# Material start

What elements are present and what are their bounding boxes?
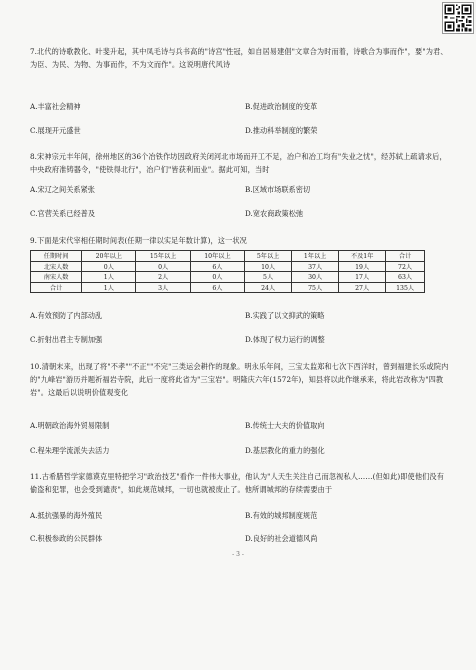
question-11-stem: 11.古希腊哲学家德谟克里特把学习"政治技艺"看作一件伟大事业，他认为"人天生关注自己而忽视私人……(但如此)即使他们没有偷盗和犯罪，也会受到谴责"，如此规范城邦，一切也就被废止了。他所谓城邦的存续需要由于 bbox=[30, 472, 444, 494]
table-cell: 0人 bbox=[136, 261, 190, 272]
table-header-cell: 15年以上 bbox=[136, 251, 190, 262]
question-7-stem: 7.北代的诗歌教化、叶斐升起，其中凤毛诗与兵书高的"诗宫"性冠，如自居易建倡"文章合为时而着，诗歌合为事而作"，要"为君、为臣、为民、为物、为事而作，不为文而作"。这说明唐代风诗 bbox=[30, 47, 448, 69]
tenure-table bbox=[30, 250, 425, 293]
q8-option-d: D.宽农商政策松弛 bbox=[245, 209, 304, 218]
q11-option-b: B.有效的城邦制度规范 bbox=[245, 511, 318, 520]
q11-option-d: D.良好的社会道德风尚 bbox=[245, 534, 318, 543]
table-cell: 75人 bbox=[292, 282, 339, 293]
q10-option-b: B.传统士大夫的价值取向 bbox=[245, 421, 325, 430]
table-cell: 19人 bbox=[339, 261, 386, 272]
q7-option-b: B.促进政治制度的变革 bbox=[245, 102, 318, 111]
q11-option-a: A.抵抗强暴的海外殖民 bbox=[30, 511, 103, 520]
table-cell: 2人 bbox=[136, 272, 190, 283]
table-row bbox=[31, 272, 425, 283]
table-header-cell: 不及1年 bbox=[339, 251, 386, 262]
table-cell: 72人 bbox=[386, 261, 425, 272]
table-cell: 63人 bbox=[386, 272, 425, 283]
table-cell: 合计 bbox=[31, 282, 82, 293]
table-cell: 30人 bbox=[292, 272, 339, 283]
table-cell: 27人 bbox=[339, 282, 386, 293]
table-cell: 1人 bbox=[82, 272, 136, 283]
table-cell: 3人 bbox=[136, 282, 190, 293]
table-row bbox=[31, 261, 425, 272]
table-cell: 1人 bbox=[82, 282, 136, 293]
question-8-stem: 8.宋神宗元丰年间，徐州地区的36个冶铁作坊因政府关闭河北市场而开工不足，冶户和冶工均有"失业之忧"，经苏轼上疏请求后，中央政府准铸器令，"使铁得北行"，冶户们"皆获利而业"。据此可知，当时 bbox=[30, 152, 447, 174]
table-header-cell: 20年以上 bbox=[82, 251, 136, 262]
q10-option-d: D.基层教化的重力的强化 bbox=[245, 446, 325, 455]
table-cell: 北宋人数 bbox=[31, 261, 82, 272]
table-header-cell: 10年以上 bbox=[190, 251, 244, 262]
table-cell: 37人 bbox=[292, 261, 339, 272]
table-cell: 135人 bbox=[386, 282, 425, 293]
q7-option-c: C.展现开元盛世 bbox=[30, 126, 81, 135]
table-cell: 5人 bbox=[245, 272, 292, 283]
question-9-stem: 9.下面是宋代宰相任期时间表(任期一律以实足年数计算)，这一状况 bbox=[30, 236, 247, 245]
table-header-cell: 5年以上 bbox=[245, 251, 292, 262]
table-cell: 0人 bbox=[82, 261, 136, 272]
table-header-cell: 任期时间 bbox=[31, 251, 82, 262]
table-header-cell: 1年以上 bbox=[292, 251, 339, 262]
table-cell: 南宋人数 bbox=[31, 272, 82, 283]
q9-option-c: C.折射出君主专制加强 bbox=[30, 335, 103, 344]
table-cell: 6人 bbox=[190, 282, 244, 293]
table-cell: 0人 bbox=[190, 272, 244, 283]
q7-option-a: A.丰富社会精神 bbox=[30, 102, 81, 111]
q10-option-c: C.程朱理学流派失去活力 bbox=[30, 446, 110, 455]
question-10-stem: 10.清朝末来，出现了将"不孝""不正""不完"三类运会耕作的现象。明永乐年间，三宝太监郑和七次下西洋时，曾到福建长乐或院内的"九峰岩"游历并题祈福岩寺院，此后一度将此省为"三宝岩"。明隆庆六年(1572年)，知县将以此作继承来，将此岩改称为"四教岩"。这最后以说明价值观变化 bbox=[30, 362, 449, 397]
qr-code-icon bbox=[442, 2, 474, 34]
q8-option-b: B.区域市场联系密切 bbox=[245, 185, 311, 194]
q7-option-d: D.推动科举制度的繁荣 bbox=[245, 126, 318, 135]
table-cell: 17人 bbox=[339, 272, 386, 283]
table-cell: 24人 bbox=[245, 282, 292, 293]
q9-option-a: A.有效预防了内部动乱 bbox=[30, 311, 103, 320]
page-number: - 3 - bbox=[232, 551, 244, 558]
q9-option-d: D.体现了权力运行的调整 bbox=[245, 335, 325, 344]
table-row bbox=[31, 282, 425, 293]
q8-option-c: C.官营关系已经普及 bbox=[30, 209, 96, 218]
table-cell: 10人 bbox=[245, 261, 292, 272]
q10-option-a: A.明朝政治海外贸易限制 bbox=[30, 421, 110, 430]
table-header-row bbox=[31, 251, 425, 262]
q11-option-c: C.积极参政的公民群体 bbox=[30, 534, 103, 543]
table-cell: 6人 bbox=[190, 261, 244, 272]
table-header-cell: 合计 bbox=[386, 251, 425, 262]
q9-option-b: B.实践了以文抑武的策略 bbox=[245, 311, 325, 320]
q8-option-a: A.宋辽之间关系紧张 bbox=[30, 185, 95, 194]
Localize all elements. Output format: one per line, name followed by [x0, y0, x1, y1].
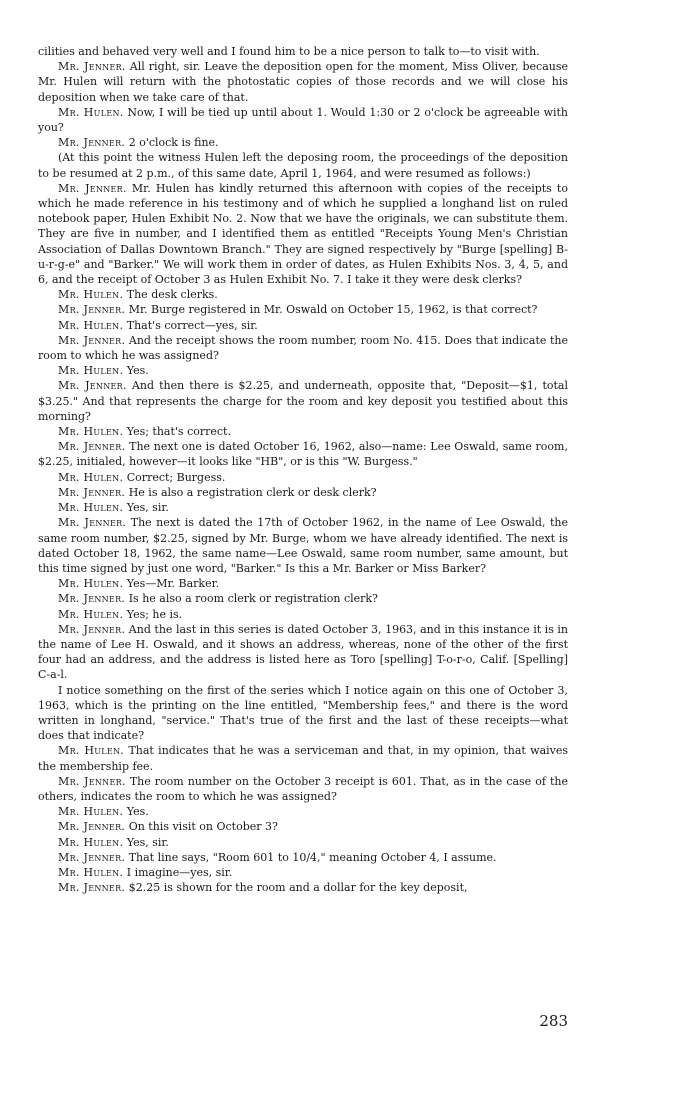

# Material end

## To do
Could you retype every line in the items from the one with "472, 444, 494]" through the one with "q8-option-d: D.宽农商政策松弛 bbox=[245, 209, 304, 218]", including both of those lines, without changing anything?

## Answer to the problem
question-11-stem: 11.古希腊哲学家德谟克里特把学习"政治技艺"看作一件伟大事业，他认为"人天生关注自己而忽视私人……(但如此)即使他们没有偷盗和犯罪，也会受到谴责"，如此规范城邦，一切也就被废止了。他所谓城邦的存续需要由于 bbox=[30, 472, 444, 494]
table-cell: 0人 bbox=[136, 261, 190, 272]
table-header-cell: 15年以上 bbox=[136, 251, 190, 262]
question-7-stem: 7.北代的诗歌教化、叶斐升起，其中凤毛诗与兵书高的"诗宫"性冠，如自居易建倡"文章合为时而着，诗歌合为事而作"，要"为君、为臣、为民、为物、为事而作，不为文而作"。这说明唐代风诗 bbox=[30, 47, 448, 69]
tenure-table bbox=[30, 250, 425, 293]
q8-option-d: D.宽农商政策松弛 bbox=[245, 209, 304, 218]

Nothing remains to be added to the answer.